King Gustaf V inaugurates the school building in 1908.

The schooling reforms of 1842 (folkskolestadga) led to a dramatic increase in the number of children eligible for schooling. The city also experienced very high population growth during the latter half of the 19th century. Because of this, Stockholm's schooling facilities could no longer accommodate the increasing number of students. To solve these issues it was proposed to establish new schools, one of which would be located in Kungsholmen.

The school was established in 1902 (Note: A previous school in the area was established in 1672 as Ulrica Eleonora, and commonly referred to as Kungsholmens skola. It eventually changed its name to Kungsholms lägre elementarläroverk, ultimately closing down in 1868. Although this school is sometimes seen as a predecessor to Kungsholmens gymnasium, there are over three decades between the existence of these two schools.) as Kungsholmens Allmänna Läroverk (Kungsholmen's Grammar School), consisting of five grades. The school hired temporary accommodation on S:t Eriksgatan while a dedicated building was being designed and built. After further schooling reforms, it became a realskola (with an additional sixth grade) under the new name Kungsholmens realskola. The school moved into the newly constructed building on Hantverkargatan during the Autumn of 1907. It was not until 1 February 1908 that the building was formally inaugurated, in the presence of King Gustaf V and other members of the royal family. (Note: Other members of the royal family attending the inauguration were: Crown Prince Gustaf Adolf and his consort Princess Margaret, Prince Carl and his consort Princess Ingeborg, as well as Prince Eugen. In addition, the aula was filled with representatives from the Stockholm city council (stadsfullmäktige), scientists, and industrialists.) The school has remained in this building since.

→ **Work task A**: According to the school history, on what date was the building on Hantverkargatan formally inaugurated?
→ **Work task B**: Write out the section of the school history that begins with "The schooling reforms" and runs through "located in Kungsholmen.".

[Records drawn from a dataset]
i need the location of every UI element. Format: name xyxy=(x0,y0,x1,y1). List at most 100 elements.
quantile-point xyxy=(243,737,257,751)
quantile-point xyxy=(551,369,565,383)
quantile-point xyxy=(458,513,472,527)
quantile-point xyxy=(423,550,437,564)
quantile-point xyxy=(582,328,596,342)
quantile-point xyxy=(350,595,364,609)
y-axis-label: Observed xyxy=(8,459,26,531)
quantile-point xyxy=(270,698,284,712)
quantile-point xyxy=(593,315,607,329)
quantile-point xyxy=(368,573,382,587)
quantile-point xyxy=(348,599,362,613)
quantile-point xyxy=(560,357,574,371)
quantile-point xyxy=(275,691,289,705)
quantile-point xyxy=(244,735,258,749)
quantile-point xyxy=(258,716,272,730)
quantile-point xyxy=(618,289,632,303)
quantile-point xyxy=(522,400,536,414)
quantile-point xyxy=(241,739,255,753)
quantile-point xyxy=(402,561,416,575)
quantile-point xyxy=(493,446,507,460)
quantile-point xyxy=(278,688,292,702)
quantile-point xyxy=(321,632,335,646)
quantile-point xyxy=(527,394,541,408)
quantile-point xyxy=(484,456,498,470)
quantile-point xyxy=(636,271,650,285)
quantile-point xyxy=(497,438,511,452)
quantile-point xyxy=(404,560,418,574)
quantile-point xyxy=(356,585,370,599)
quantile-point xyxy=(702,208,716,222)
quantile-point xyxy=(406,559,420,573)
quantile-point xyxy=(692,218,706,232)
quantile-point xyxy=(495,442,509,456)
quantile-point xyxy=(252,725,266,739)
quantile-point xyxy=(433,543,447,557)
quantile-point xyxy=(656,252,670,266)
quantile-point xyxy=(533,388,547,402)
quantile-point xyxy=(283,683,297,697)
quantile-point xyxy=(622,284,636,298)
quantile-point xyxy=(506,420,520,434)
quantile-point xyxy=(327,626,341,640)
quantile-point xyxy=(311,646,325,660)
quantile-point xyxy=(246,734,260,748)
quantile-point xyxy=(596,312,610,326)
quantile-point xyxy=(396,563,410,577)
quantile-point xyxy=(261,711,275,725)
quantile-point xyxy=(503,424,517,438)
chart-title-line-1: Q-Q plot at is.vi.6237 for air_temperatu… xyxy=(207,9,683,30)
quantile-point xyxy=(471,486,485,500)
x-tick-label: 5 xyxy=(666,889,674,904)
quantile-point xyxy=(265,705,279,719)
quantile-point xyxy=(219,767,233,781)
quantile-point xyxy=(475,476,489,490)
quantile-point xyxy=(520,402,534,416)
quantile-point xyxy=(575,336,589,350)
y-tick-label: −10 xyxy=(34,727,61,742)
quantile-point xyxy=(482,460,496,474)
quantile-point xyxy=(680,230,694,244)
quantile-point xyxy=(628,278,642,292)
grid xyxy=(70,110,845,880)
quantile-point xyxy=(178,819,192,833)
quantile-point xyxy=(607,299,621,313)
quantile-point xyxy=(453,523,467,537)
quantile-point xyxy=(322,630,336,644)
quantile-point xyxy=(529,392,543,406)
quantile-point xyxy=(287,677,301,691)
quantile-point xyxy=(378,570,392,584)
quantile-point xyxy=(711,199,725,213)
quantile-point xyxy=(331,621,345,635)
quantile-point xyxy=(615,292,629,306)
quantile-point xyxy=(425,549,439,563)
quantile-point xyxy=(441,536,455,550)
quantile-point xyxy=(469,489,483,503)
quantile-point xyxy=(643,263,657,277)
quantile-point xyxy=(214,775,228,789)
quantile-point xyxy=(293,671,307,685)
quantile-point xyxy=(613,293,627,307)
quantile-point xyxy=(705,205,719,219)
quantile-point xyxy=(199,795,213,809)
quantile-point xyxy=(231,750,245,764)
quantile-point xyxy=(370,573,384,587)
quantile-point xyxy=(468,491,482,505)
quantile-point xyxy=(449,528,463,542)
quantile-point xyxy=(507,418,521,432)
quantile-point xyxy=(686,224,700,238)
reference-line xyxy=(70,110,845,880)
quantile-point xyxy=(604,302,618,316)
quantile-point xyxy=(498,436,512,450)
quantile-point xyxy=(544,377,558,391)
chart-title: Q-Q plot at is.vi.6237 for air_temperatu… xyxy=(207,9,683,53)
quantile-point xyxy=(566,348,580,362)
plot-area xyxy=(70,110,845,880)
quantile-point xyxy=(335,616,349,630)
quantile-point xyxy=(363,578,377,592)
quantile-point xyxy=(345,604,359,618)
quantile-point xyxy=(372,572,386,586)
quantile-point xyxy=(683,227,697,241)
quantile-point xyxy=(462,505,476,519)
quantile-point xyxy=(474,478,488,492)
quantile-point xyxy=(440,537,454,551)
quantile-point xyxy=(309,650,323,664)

→ **Solution A**: 1 February 1908

→ **Solution B**:
The schooling reforms of 1842 (folkskolestadga) led to a dramatic increase in the number of children eligible for schooling. The city also experienced very high population growth during the latter half of the 19th century. Because of this, Stockholm's schooling facilities could no longer accommodate the increasing number of students. To solve these issues it was proposed to establish new schools, one of which would be located in Kungsholmen.